DIRECTIONS FOR THIS TASK: Below is a block of data; give all of it again word for word.

RECORDED INFORMATION:
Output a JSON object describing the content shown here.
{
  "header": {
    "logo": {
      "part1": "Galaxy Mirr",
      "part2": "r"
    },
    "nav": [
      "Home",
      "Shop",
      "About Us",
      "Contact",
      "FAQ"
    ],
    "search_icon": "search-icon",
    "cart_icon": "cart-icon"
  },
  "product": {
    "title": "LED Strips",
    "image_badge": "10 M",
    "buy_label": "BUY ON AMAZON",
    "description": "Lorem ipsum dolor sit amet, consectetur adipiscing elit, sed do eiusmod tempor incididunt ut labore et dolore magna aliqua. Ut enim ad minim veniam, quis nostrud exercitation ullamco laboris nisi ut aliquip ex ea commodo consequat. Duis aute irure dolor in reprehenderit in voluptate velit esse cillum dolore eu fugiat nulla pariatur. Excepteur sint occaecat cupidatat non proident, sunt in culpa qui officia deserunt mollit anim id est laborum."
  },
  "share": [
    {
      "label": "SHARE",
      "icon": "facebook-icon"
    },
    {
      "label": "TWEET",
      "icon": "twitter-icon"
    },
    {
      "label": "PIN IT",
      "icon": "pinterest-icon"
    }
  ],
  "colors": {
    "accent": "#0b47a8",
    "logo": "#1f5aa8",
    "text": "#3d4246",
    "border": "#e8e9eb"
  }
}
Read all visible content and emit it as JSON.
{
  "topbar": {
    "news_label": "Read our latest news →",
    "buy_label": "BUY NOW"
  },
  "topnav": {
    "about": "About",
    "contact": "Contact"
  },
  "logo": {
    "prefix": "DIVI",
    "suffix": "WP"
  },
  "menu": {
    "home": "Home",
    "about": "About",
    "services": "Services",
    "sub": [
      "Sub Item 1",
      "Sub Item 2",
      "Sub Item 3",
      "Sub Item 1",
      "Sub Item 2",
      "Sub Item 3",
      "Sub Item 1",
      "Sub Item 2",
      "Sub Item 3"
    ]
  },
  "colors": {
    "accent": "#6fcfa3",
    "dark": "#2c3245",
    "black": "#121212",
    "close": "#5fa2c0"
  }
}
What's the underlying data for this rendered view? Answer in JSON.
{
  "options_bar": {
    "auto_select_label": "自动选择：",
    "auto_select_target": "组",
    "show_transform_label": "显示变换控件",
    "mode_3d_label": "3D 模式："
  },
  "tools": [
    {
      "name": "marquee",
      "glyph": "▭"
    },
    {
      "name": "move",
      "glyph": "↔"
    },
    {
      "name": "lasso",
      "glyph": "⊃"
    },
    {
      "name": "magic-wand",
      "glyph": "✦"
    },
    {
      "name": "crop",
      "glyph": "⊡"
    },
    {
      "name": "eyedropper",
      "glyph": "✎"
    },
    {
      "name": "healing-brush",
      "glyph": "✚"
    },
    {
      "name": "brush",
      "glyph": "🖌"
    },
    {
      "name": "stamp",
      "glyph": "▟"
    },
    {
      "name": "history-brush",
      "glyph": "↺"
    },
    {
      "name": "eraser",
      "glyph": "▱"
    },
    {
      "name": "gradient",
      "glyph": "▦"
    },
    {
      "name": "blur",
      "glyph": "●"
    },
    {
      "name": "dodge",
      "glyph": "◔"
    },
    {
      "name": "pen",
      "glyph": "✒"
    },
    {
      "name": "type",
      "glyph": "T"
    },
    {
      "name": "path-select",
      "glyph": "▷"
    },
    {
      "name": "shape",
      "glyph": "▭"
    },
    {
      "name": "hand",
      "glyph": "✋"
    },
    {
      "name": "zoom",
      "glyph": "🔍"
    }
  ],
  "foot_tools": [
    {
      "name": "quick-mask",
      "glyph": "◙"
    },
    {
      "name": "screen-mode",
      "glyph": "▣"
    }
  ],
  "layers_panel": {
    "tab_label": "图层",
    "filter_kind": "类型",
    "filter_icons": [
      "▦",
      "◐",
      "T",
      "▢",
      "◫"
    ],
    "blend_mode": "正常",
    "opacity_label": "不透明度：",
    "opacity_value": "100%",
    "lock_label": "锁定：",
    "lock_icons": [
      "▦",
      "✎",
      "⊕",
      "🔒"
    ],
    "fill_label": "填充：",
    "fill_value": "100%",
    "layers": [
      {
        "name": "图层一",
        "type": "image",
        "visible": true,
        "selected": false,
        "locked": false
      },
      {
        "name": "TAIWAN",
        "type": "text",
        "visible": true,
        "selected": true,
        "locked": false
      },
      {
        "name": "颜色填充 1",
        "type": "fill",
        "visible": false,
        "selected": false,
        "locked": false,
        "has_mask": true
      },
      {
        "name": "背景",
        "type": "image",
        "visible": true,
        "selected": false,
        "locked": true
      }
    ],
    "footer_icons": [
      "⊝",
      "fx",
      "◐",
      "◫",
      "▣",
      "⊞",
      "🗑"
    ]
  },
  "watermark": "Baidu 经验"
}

COMPLETED TASK:
Output a JSON object describing the content shown here.
{
  "header": {
    "logo": {
      "part1": "Galaxy Mirr",
      "part2": "r"
    },
    "nav": [
      "Home",
      "Shop",
      "About Us",
      "Contact",
      "FAQ"
    ],
    "search_icon": "search-icon",
    "cart_icon": "cart-icon"
  },
  "product": {
    "title": "LED Strips",
    "image_badge": "10 M",
    "buy_label": "BUY ON AMAZON",
    "description": "Lorem ipsum dolor sit amet, consectetur adipiscing elit, sed do eiusmod tempor incididunt ut labore et dolore magna aliqua. Ut enim ad minim veniam, quis nostrud exercitation ullamco laboris nisi ut aliquip ex ea commodo consequat. Duis aute irure dolor in reprehenderit in voluptate velit esse cillum dolore eu fugiat nulla pariatur. Excepteur sint occaecat cupidatat non proident, sunt in culpa qui officia deserunt mollit anim id est laborum."
  },
  "share": [
    {
      "label": "SHARE",
      "icon": "facebook-icon"
    },
    {
      "label": "TWEET",
      "icon": "twitter-icon"
    },
    {
      "label": "PIN IT",
      "icon": "pinterest-icon"
    }
  ],
  "colors": {
    "accent": "#0b47a8",
    "logo": "#1f5aa8",
    "text": "#3d4246",
    "border": "#e8e9eb"
  }
}
Read all visible content and emit it as JSON.
{
  "topbar": {
    "news_label": "Read our latest news →",
    "buy_label": "BUY NOW"
  },
  "topnav": {
    "about": "About",
    "contact": "Contact"
  },
  "logo": {
    "prefix": "DIVI",
    "suffix": "WP"
  },
  "menu": {
    "home": "Home",
    "about": "About",
    "services": "Services",
    "sub": [
      "Sub Item 1",
      "Sub Item 2",
      "Sub Item 3",
      "Sub Item 1",
      "Sub Item 2",
      "Sub Item 3",
      "Sub Item 1",
      "Sub Item 2",
      "Sub Item 3"
    ]
  },
  "colors": {
    "accent": "#6fcfa3",
    "dark": "#2c3245",
    "black": "#121212",
    "close": "#5fa2c0"
  }
}
What's the underlying data for this rendered view? Answer in JSON.
{
  "options_bar": {
    "auto_select_label": "自动选择：",
    "auto_select_target": "组",
    "show_transform_label": "显示变换控件",
    "mode_3d_label": "3D 模式："
  },
  "tools": [
    {
      "name": "marquee",
      "glyph": "▭"
    },
    {
      "name": "move",
      "glyph": "↔"
    },
    {
      "name": "lasso",
      "glyph": "⊃"
    },
    {
      "name": "magic-wand",
      "glyph": "✦"
    },
    {
      "name": "crop",
      "glyph": "⊡"
    },
    {
      "name": "eyedropper",
      "glyph": "✎"
    },
    {
      "name": "healing-brush",
      "glyph": "✚"
    },
    {
      "name": "brush",
      "glyph": "🖌"
    },
    {
      "name": "stamp",
      "glyph": "▟"
    },
    {
      "name": "history-brush",
      "glyph": "↺"
    },
    {
      "name": "eraser",
      "glyph": "▱"
    },
    {
      "name": "gradient",
      "glyph": "▦"
    },
    {
      "name": "blur",
      "glyph": "●"
    },
    {
      "name": "dodge",
      "glyph": "◔"
    },
    {
      "name": "pen",
      "glyph": "✒"
    },
    {
      "name": "type",
      "glyph": "T"
    },
    {
      "name": "path-select",
      "glyph": "▷"
    },
    {
      "name": "shape",
      "glyph": "▭"
    },
    {
      "name": "hand",
      "glyph": "✋"
    },
    {
      "name": "zoom",
      "glyph": "🔍"
    }
  ],
  "foot_tools": [
    {
      "name": "quick-mask",
      "glyph": "◙"
    },
    {
      "name": "screen-mode",
      "glyph": "▣"
    }
  ],
  "layers_panel": {
    "tab_label": "图层",
    "filter_kind": "类型",
    "filter_icons": [
      "▦",
      "◐",
      "T",
      "▢",
      "◫"
    ],
    "blend_mode": "正常",
    "opacity_label": "不透明度：",
    "opacity_value": "100%",
    "lock_label": "锁定：",
    "lock_icons": [
      "▦",
      "✎",
      "⊕",
      "🔒"
    ],
    "fill_label": "填充：",
    "fill_value": "100%",
    "layers": [
      {
        "name": "图层一",
        "type": "image",
        "visible": true,
        "selected": false,
        "locked": false
      },
      {
        "name": "TAIWAN",
        "type": "text",
        "visible": true,
        "selected": true,
        "locked": false
      },
      {
        "name": "颜色填充 1",
        "type": "fill",
        "visible": false,
        "selected": false,
        "locked": false,
        "has_mask": true
      },
      {
        "name": "背景",
        "type": "image",
        "visible": true,
        "selected": false,
        "locked": true
      }
    ],
    "footer_icons": [
      "⊝",
      "fx",
      "◐",
      "◫",
      "▣",
      "⊞",
      "🗑"
    ]
  },
  "watermark": "Baidu 经验"
}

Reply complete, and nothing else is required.